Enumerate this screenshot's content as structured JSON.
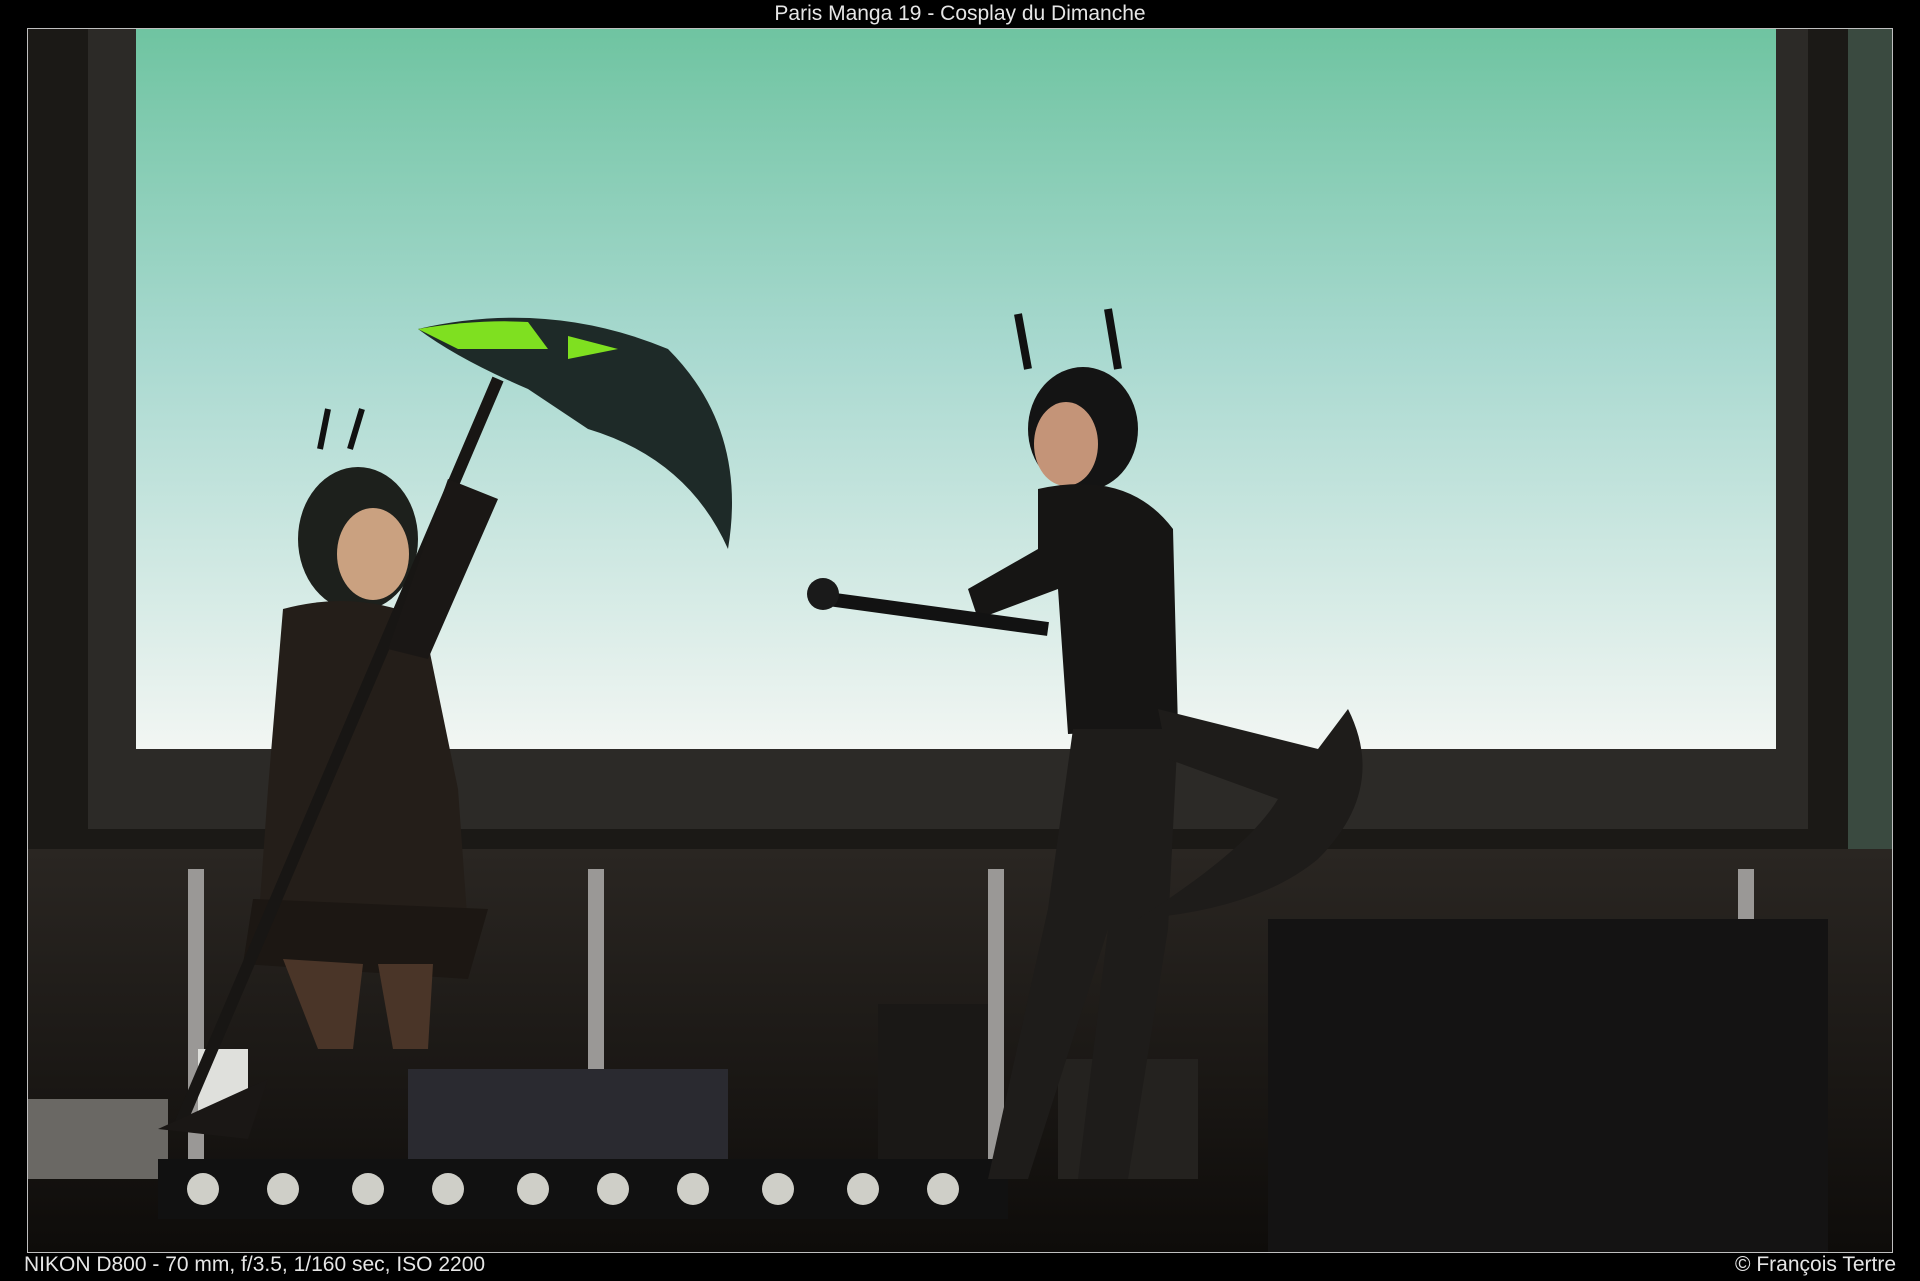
{
  "header": {
    "title": "Paris Manga 19 - Cosplay du Dimanche"
  },
  "footer": {
    "exif": "NIKON D800 - 70 mm, f/3.5, 1/160 sec, ISO 2200",
    "credit": "© François Tertre"
  },
  "photo": {
    "screen_top_color": "#6fc4a1",
    "screen_bottom_color": "#f2f6f3",
    "blade_accent_color": "#7fe020"
  }
}
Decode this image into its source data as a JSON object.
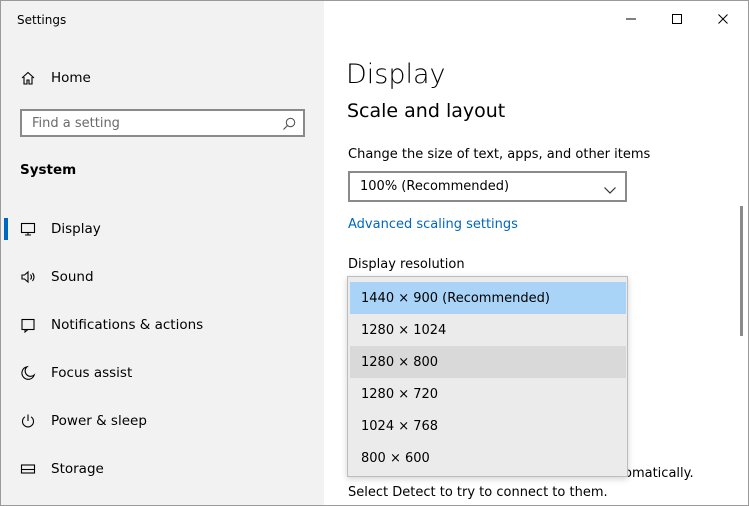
{
  "window": {
    "title": "Settings"
  },
  "nav": {
    "home_label": "Home",
    "search_placeholder": "Find a setting",
    "section_label": "System",
    "items": [
      {
        "label": "Display",
        "icon": "monitor-icon",
        "selected": true
      },
      {
        "label": "Sound",
        "icon": "speaker-icon"
      },
      {
        "label": "Notifications & actions",
        "icon": "notification-icon"
      },
      {
        "label": "Focus assist",
        "icon": "moon-icon"
      },
      {
        "label": "Power & sleep",
        "icon": "power-icon"
      },
      {
        "label": "Storage",
        "icon": "storage-icon"
      }
    ]
  },
  "main": {
    "title": "Display",
    "subtitle": "Scale and layout",
    "scale_label": "Change the size of text, apps, and other items",
    "scale_value": "100% (Recommended)",
    "advanced_link": "Advanced scaling settings",
    "resolution_label": "Display resolution",
    "resolution_options": [
      "1440 × 900 (Recommended)",
      "1280 × 1024",
      "1280 × 800",
      "1280 × 720",
      "1024 × 768",
      "800 × 600"
    ],
    "resolution_selected": "1440 × 900 (Recommended)",
    "bottom_text_line1_end": "omatically.",
    "bottom_text_line2": "Select Detect to try to connect to them."
  },
  "colors": {
    "accent": "#0067c0",
    "nav_background": "#f2f2f2",
    "selected_option": "#a9d4f8",
    "hover_option": "#d9d9d9"
  }
}
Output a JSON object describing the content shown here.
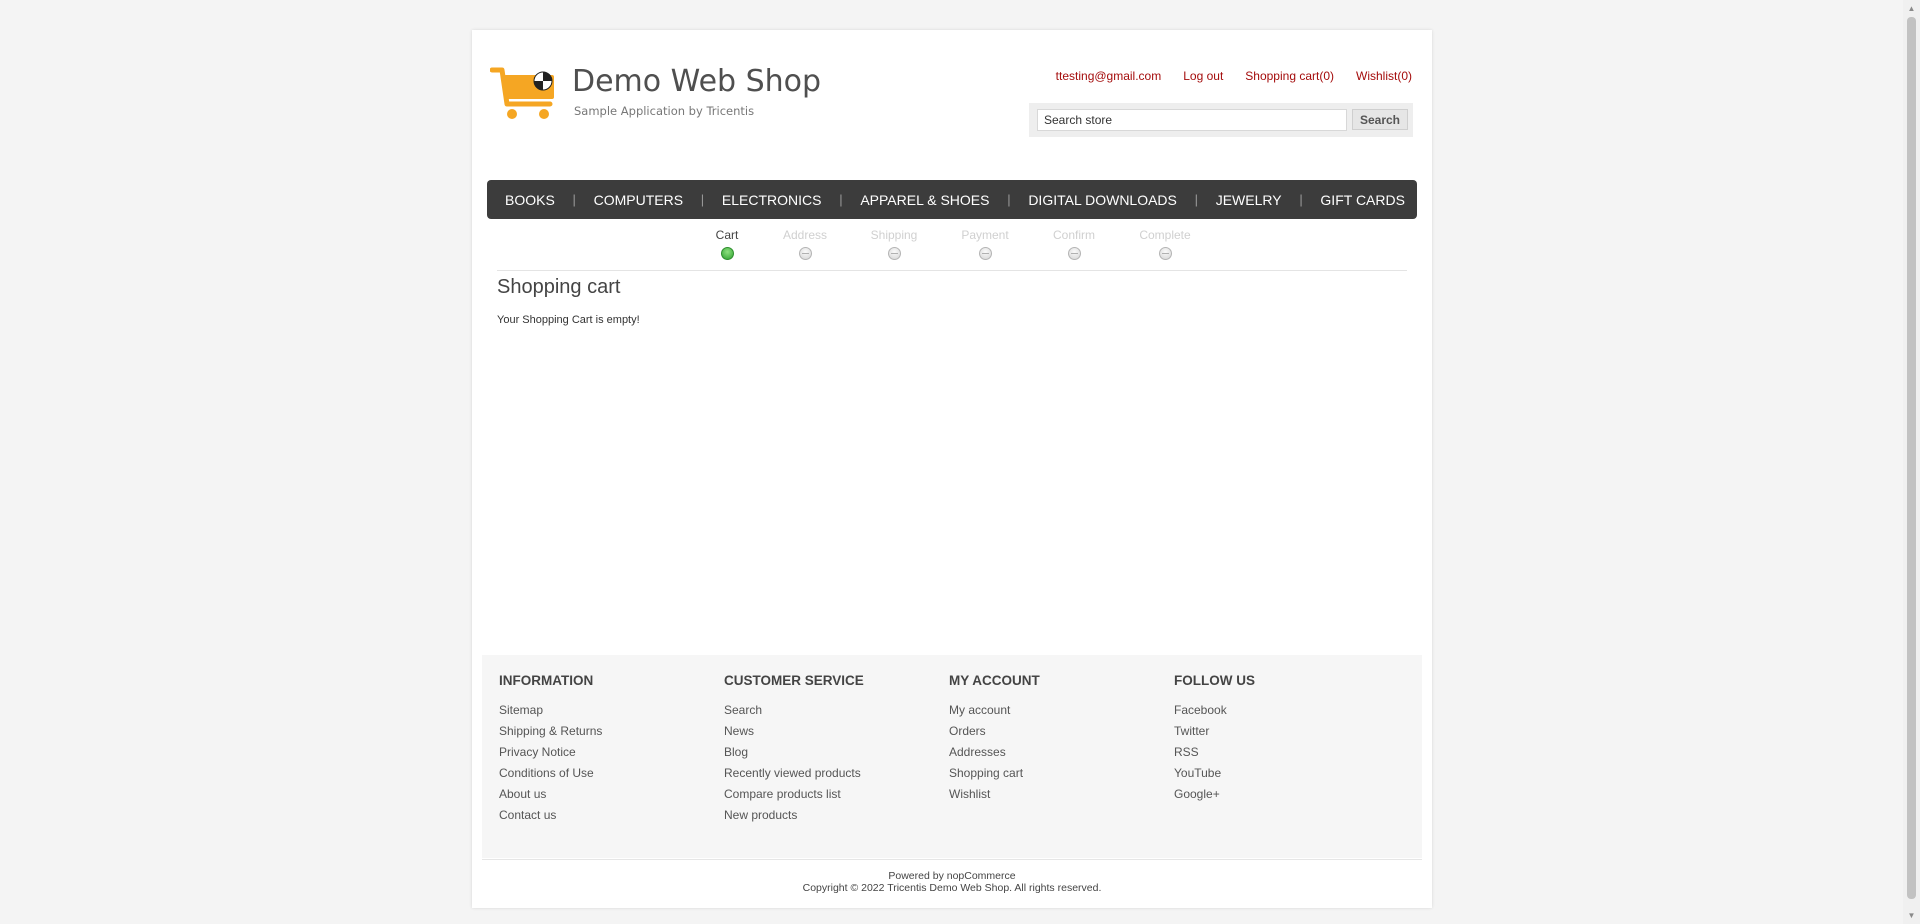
{
  "header": {
    "logo_title": "Demo Web Shop",
    "logo_subtitle": "Sample Application by Tricentis",
    "links": {
      "email": "ttesting@gmail.com",
      "logout": "Log out",
      "cart": "Shopping cart(0)",
      "wishlist": "Wishlist(0)"
    },
    "search": {
      "value": "Search store",
      "button": "Search"
    }
  },
  "nav": [
    "BOOKS",
    "COMPUTERS",
    "ELECTRONICS",
    "APPAREL & SHOES",
    "DIGITAL DOWNLOADS",
    "JEWELRY",
    "GIFT CARDS"
  ],
  "checkout_steps": [
    "Cart",
    "Address",
    "Shipping",
    "Payment",
    "Confirm",
    "Complete"
  ],
  "active_step": "Cart",
  "content": {
    "title": "Shopping cart",
    "message": "Your Shopping Cart is empty!"
  },
  "footer": {
    "columns": [
      {
        "title": "INFORMATION",
        "items": [
          "Sitemap",
          "Shipping & Returns",
          "Privacy Notice",
          "Conditions of Use",
          "About us",
          "Contact us"
        ]
      },
      {
        "title": "CUSTOMER SERVICE",
        "items": [
          "Search",
          "News",
          "Blog",
          "Recently viewed products",
          "Compare products list",
          "New products"
        ]
      },
      {
        "title": "MY ACCOUNT",
        "items": [
          "My account",
          "Orders",
          "Addresses",
          "Shopping cart",
          "Wishlist"
        ]
      },
      {
        "title": "FOLLOW US",
        "items": [
          "Facebook",
          "Twitter",
          "RSS",
          "YouTube",
          "Google+"
        ]
      }
    ],
    "powered_by": "Powered by nopCommerce",
    "copyright": "Copyright © 2022 Tricentis Demo Web Shop. All rights reserved."
  },
  "colors": {
    "page_bg": "#f4f4f4",
    "link_red": "#a40c0c",
    "nav_bg": "#3c3c3c",
    "logo_orange": "#f5a623",
    "active_step_green": "#2fa12f"
  },
  "icons": {
    "logo": "shopping-cart-logo-icon",
    "step_active": "step-active-dot-icon",
    "step_inactive": "step-inactive-dot-icon",
    "scroll_up": "scroll-up-arrow-icon",
    "scroll_down": "scroll-down-arrow-icon"
  }
}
•••
Write the listing above out again exactly, dropping each image.

Enumerate this screenshot's content as structured JSON.
{
  "header": {
    "title": "Paris Manga 19 - Cosplay du Dimanche"
  },
  "footer": {
    "exif": "NIKON D800 - 70 mm, f/3.5, 1/160 sec, ISO 2200",
    "credit": "© François Tertre"
  },
  "photo": {
    "screen_top_color": "#6fc4a1",
    "screen_bottom_color": "#f2f6f3",
    "blade_accent_color": "#7fe020"
  }
}
Decode this image into its source data as a JSON object.
{
  "window": {
    "title": "Settings"
  },
  "nav": {
    "home_label": "Home",
    "search_placeholder": "Find a setting",
    "section_label": "System",
    "items": [
      {
        "label": "Display",
        "icon": "monitor-icon",
        "selected": true
      },
      {
        "label": "Sound",
        "icon": "speaker-icon"
      },
      {
        "label": "Notifications & actions",
        "icon": "notification-icon"
      },
      {
        "label": "Focus assist",
        "icon": "moon-icon"
      },
      {
        "label": "Power & sleep",
        "icon": "power-icon"
      },
      {
        "label": "Storage",
        "icon": "storage-icon"
      }
    ]
  },
  "main": {
    "title": "Display",
    "subtitle": "Scale and layout",
    "scale_label": "Change the size of text, apps, and other items",
    "scale_value": "100% (Recommended)",
    "advanced_link": "Advanced scaling settings",
    "resolution_label": "Display resolution",
    "resolution_options": [
      "1440 × 900 (Recommended)",
      "1280 × 1024",
      "1280 × 800",
      "1280 × 720",
      "1024 × 768",
      "800 × 600"
    ],
    "resolution_selected": "1440 × 900 (Recommended)",
    "bottom_text_line1_end": "omatically.",
    "bottom_text_line2": "Select Detect to try to connect to them."
  },
  "colors": {
    "accent": "#0067c0",
    "nav_background": "#f2f2f2",
    "selected_option": "#a9d4f8",
    "hover_option": "#d9d9d9"
  }
}
Output a JSON object describing the content shown here.
{
  "header": {
    "logo_title": "Demo Web Shop",
    "logo_subtitle": "Sample Application by Tricentis",
    "links": {
      "email": "ttesting@gmail.com",
      "logout": "Log out",
      "cart": "Shopping cart(0)",
      "wishlist": "Wishlist(0)"
    },
    "search": {
      "value": "Search store",
      "button": "Search"
    }
  },
  "nav": [
    "BOOKS",
    "COMPUTERS",
    "ELECTRONICS",
    "APPAREL & SHOES",
    "DIGITAL DOWNLOADS",
    "JEWELRY",
    "GIFT CARDS"
  ],
  "checkout_steps": [
    "Cart",
    "Address",
    "Shipping",
    "Payment",
    "Confirm",
    "Complete"
  ],
  "active_step": "Cart",
  "content": {
    "title": "Shopping cart",
    "message": "Your Shopping Cart is empty!"
  },
  "footer": {
    "columns": [
      {
        "title": "INFORMATION",
        "items": [
          "Sitemap",
          "Shipping & Returns",
          "Privacy Notice",
          "Conditions of Use",
          "About us",
          "Contact us"
        ]
      },
      {
        "title": "CUSTOMER SERVICE",
        "items": [
          "Search",
          "News",
          "Blog",
          "Recently viewed products",
          "Compare products list",
          "New products"
        ]
      },
      {
        "title": "MY ACCOUNT",
        "items": [
          "My account",
          "Orders",
          "Addresses",
          "Shopping cart",
          "Wishlist"
        ]
      },
      {
        "title": "FOLLOW US",
        "items": [
          "Facebook",
          "Twitter",
          "RSS",
          "YouTube",
          "Google+"
        ]
      }
    ],
    "powered_by": "Powered by nopCommerce",
    "copyright": "Copyright © 2022 Tricentis Demo Web Shop. All rights reserved."
  },
  "colors": {
    "page_bg": "#f4f4f4",
    "link_red": "#a40c0c",
    "nav_bg": "#3c3c3c",
    "logo_orange": "#f5a623",
    "active_step_green": "#2fa12f"
  },
  "icons": {
    "logo": "shopping-cart-logo-icon",
    "step_active": "step-active-dot-icon",
    "step_inactive": "step-inactive-dot-icon",
    "scroll_up": "scroll-up-arrow-icon",
    "scroll_down": "scroll-down-arrow-icon"
  }
}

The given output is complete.